**WORK REQUIRED**
Retype the lines starting with the line containing "grid-label: 同龄骨质正常（低于均值）： <box>726" and going on through the line containing "grid-label: 同龄骨质正常（高于均值）： <box>726", exactly as they appear.
* begin RECORD EXCERPTS *
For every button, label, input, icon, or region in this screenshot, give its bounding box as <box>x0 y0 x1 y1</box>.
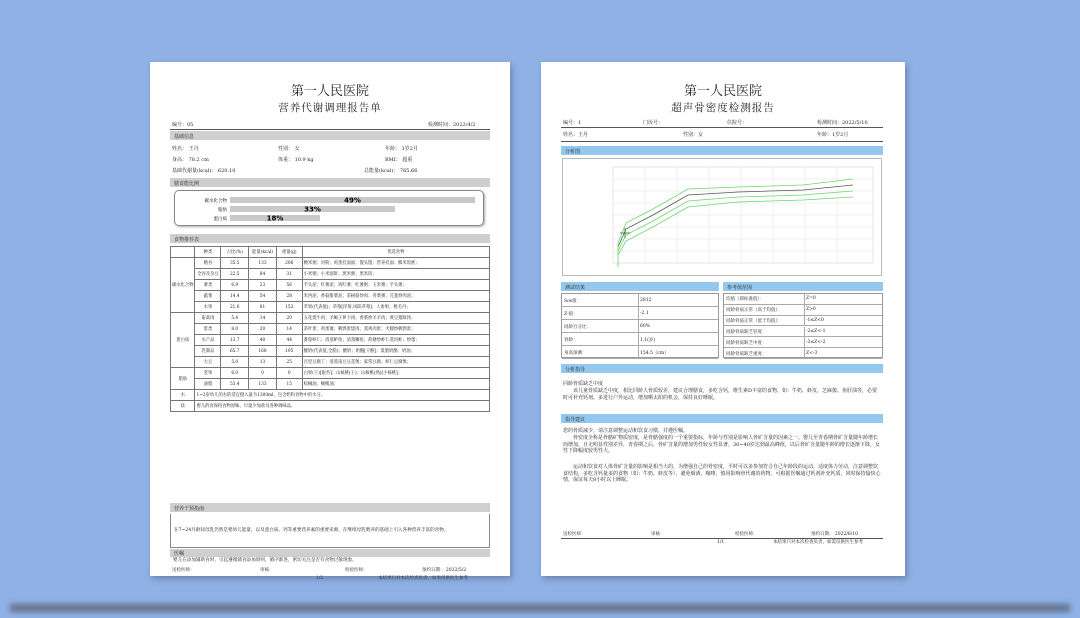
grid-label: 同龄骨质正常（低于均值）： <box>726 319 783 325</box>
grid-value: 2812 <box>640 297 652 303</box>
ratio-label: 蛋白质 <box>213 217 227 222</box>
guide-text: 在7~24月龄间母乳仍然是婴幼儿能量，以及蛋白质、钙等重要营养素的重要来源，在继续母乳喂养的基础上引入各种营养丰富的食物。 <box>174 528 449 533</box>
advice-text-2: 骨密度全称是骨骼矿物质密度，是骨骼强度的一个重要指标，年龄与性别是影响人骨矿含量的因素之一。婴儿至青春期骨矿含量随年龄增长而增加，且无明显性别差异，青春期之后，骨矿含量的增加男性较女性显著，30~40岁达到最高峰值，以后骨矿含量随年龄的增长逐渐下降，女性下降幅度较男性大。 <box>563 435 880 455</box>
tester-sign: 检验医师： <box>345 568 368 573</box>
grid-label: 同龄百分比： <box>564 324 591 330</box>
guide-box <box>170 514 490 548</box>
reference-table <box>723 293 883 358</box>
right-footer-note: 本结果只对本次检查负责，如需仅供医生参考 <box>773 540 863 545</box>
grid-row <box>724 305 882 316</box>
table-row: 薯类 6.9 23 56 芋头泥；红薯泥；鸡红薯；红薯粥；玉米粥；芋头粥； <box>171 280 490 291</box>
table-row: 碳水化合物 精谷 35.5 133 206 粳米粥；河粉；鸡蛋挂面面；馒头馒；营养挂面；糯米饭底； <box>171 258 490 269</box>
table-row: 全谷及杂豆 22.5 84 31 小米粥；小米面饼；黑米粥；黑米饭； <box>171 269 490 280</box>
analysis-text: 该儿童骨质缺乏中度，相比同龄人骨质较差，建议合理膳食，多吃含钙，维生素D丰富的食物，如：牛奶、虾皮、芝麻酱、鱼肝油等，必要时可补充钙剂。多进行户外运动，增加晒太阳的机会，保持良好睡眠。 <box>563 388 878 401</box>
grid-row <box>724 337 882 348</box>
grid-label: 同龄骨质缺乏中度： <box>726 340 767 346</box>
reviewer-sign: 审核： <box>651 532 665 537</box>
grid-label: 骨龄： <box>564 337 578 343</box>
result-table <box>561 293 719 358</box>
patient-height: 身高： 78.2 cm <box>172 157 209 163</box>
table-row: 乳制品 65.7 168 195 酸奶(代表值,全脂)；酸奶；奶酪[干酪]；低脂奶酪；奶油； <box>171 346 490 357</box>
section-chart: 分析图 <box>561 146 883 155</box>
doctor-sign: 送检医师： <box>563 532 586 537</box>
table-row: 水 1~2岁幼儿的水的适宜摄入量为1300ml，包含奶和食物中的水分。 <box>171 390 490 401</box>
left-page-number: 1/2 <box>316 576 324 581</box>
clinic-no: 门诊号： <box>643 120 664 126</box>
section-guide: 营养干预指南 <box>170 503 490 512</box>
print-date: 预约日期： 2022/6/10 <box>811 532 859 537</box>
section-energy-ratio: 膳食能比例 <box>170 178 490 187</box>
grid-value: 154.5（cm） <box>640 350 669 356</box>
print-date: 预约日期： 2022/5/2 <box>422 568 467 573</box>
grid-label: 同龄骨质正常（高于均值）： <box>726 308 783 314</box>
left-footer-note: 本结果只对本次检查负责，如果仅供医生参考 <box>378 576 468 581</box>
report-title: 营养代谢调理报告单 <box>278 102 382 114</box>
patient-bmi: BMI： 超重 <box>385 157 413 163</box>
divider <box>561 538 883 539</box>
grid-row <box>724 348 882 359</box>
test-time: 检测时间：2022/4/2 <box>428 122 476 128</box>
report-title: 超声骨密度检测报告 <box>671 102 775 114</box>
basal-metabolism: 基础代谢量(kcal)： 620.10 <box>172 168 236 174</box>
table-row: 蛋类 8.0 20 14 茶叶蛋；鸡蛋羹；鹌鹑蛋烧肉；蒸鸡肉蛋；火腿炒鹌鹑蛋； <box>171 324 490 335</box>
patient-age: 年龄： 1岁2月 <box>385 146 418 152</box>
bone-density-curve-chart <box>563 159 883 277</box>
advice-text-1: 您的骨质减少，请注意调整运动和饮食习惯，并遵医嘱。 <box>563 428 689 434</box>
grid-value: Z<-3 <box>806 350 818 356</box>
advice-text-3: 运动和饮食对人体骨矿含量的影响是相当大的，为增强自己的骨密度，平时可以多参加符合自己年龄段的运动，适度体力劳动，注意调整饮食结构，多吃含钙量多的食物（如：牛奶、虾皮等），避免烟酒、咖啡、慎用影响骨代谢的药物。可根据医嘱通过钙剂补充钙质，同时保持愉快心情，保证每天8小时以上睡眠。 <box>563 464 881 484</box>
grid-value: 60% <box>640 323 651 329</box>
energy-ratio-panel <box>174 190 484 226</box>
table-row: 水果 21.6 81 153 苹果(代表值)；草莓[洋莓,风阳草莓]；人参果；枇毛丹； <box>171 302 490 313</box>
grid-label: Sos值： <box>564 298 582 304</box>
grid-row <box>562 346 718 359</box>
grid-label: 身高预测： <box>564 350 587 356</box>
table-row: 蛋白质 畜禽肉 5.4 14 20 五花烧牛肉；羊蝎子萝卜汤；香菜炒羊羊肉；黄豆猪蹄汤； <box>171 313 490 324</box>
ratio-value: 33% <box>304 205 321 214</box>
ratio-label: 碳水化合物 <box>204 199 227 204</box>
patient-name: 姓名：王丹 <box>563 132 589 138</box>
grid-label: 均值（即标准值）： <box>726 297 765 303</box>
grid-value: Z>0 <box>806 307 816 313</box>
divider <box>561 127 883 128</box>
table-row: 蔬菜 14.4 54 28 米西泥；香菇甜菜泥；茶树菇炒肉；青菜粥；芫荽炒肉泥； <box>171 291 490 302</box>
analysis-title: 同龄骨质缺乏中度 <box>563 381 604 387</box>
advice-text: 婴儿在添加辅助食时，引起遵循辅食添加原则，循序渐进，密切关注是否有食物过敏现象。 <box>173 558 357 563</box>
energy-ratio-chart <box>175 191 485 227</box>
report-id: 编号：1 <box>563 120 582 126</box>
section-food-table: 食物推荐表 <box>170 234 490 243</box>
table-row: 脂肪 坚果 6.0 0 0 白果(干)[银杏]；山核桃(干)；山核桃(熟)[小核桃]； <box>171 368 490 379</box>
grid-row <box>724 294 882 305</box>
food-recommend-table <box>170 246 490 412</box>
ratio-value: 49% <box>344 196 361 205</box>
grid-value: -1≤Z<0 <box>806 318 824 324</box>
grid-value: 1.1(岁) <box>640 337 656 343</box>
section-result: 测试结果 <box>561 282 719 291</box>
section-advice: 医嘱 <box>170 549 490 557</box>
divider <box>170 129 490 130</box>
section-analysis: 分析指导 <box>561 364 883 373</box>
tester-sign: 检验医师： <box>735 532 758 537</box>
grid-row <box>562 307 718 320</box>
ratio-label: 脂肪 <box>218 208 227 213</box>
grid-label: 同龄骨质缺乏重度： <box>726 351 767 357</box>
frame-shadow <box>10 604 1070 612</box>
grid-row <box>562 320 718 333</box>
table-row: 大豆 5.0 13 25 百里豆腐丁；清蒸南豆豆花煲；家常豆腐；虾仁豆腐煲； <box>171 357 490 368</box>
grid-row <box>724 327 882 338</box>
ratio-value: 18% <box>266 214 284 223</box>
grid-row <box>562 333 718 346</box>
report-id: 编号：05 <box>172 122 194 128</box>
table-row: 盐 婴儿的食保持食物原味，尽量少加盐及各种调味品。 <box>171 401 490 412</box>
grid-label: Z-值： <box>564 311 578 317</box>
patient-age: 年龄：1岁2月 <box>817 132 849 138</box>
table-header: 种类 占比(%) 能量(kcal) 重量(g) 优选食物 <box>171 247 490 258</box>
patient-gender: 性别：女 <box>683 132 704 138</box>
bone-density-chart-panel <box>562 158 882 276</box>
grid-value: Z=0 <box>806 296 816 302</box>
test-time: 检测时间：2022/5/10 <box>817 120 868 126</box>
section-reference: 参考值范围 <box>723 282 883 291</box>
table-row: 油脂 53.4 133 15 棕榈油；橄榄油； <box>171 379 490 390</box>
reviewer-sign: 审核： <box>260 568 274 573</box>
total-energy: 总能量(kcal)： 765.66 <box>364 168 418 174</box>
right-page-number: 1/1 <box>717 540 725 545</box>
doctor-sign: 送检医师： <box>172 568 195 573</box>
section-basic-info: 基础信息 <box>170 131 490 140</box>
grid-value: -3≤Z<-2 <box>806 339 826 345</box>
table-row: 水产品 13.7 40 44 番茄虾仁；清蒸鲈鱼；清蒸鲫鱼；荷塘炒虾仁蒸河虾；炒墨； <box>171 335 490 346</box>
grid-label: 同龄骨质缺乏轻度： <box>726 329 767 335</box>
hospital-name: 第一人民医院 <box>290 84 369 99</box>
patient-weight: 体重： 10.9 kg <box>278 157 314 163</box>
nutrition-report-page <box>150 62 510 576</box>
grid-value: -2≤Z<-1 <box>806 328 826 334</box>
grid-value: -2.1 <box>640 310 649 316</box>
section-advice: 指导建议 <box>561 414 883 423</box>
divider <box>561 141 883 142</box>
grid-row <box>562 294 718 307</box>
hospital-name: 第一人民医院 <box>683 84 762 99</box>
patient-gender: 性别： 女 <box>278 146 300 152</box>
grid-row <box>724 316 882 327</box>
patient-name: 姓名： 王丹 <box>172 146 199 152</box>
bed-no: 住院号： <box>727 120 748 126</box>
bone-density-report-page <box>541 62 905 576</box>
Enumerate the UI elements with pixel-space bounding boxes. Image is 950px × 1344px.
* end RECORD EXCERPTS *
**REPLY**
grid-label: 同龄骨质正常（低于均值）： <box>726 319 783 325</box>
grid-value: 2812 <box>640 297 652 303</box>
ratio-label: 蛋白质 <box>213 217 227 222</box>
guide-text: 在7~24月龄间母乳仍然是婴幼儿能量，以及蛋白质、钙等重要营养素的重要来源，在继续母乳喂养的基础上引入各种营养丰富的食物。 <box>174 528 449 533</box>
advice-text-2: 骨密度全称是骨骼矿物质密度，是骨骼强度的一个重要指标，年龄与性别是影响人骨矿含量的因素之一。婴儿至青春期骨矿含量随年龄增长而增加，且无明显性别差异，青春期之后，骨矿含量的增加男性较女性显著，30~40岁达到最高峰值，以后骨矿含量随年龄的增长逐渐下降，女性下降幅度较男性大。 <box>563 435 880 455</box>
tester-sign: 检验医师： <box>345 568 368 573</box>
grid-label: 同龄百分比： <box>564 324 591 330</box>
guide-box <box>170 514 490 548</box>
reference-table <box>723 293 883 358</box>
right-footer-note: 本结果只对本次检查负责，如需仅供医生参考 <box>773 540 863 545</box>
grid-row <box>724 305 882 316</box>
table-row: 薯类 6.9 23 56 芋头泥；红薯泥；鸡红薯；红薯粥；玉米粥；芋头粥； <box>171 280 490 291</box>
table-row: 碳水化合物 精谷 35.5 133 206 粳米粥；河粉；鸡蛋挂面面；馒头馒；营养挂面；糯米饭底； <box>171 258 490 269</box>
table-row: 全谷及杂豆 22.5 84 31 小米粥；小米面饼；黑米粥；黑米饭； <box>171 269 490 280</box>
analysis-text: 该儿童骨质缺乏中度，相比同龄人骨质较差，建议合理膳食，多吃含钙，维生素D丰富的食物，如：牛奶、虾皮、芝麻酱、鱼肝油等，必要时可补充钙剂。多进行户外运动，增加晒太阳的机会，保持良好睡眠。 <box>563 388 878 401</box>
grid-row <box>724 337 882 348</box>
grid-label: 同龄骨质缺乏中度： <box>726 340 767 346</box>
reviewer-sign: 审核： <box>651 532 665 537</box>
grid-label: 骨龄： <box>564 337 578 343</box>
result-table <box>561 293 719 358</box>
patient-height: 身高： 78.2 cm <box>172 157 209 163</box>
table-row: 乳制品 65.7 168 195 酸奶(代表值,全脂)；酸奶；奶酪[干酪]；低脂奶酪；奶油； <box>171 346 490 357</box>
section-chart: 分析图 <box>561 146 883 155</box>
doctor-sign: 送检医师： <box>563 532 586 537</box>
table-row: 水 1~2岁幼儿的水的适宜摄入量为1300ml，包含奶和食物中的水分。 <box>171 390 490 401</box>
left-page-number: 1/2 <box>316 576 324 581</box>
clinic-no: 门诊号： <box>643 120 664 126</box>
section-guide: 营养干预指南 <box>170 503 490 512</box>
print-date: 预约日期： 2022/6/10 <box>811 532 859 537</box>
section-energy-ratio: 膳食能比例 <box>170 178 490 187</box>
grid-value: 154.5（cm） <box>640 350 669 356</box>
print-date: 预约日期： 2022/5/2 <box>422 568 467 573</box>
grid-label: 同龄骨质正常（高于均值）： <box>726 308 783 314</box>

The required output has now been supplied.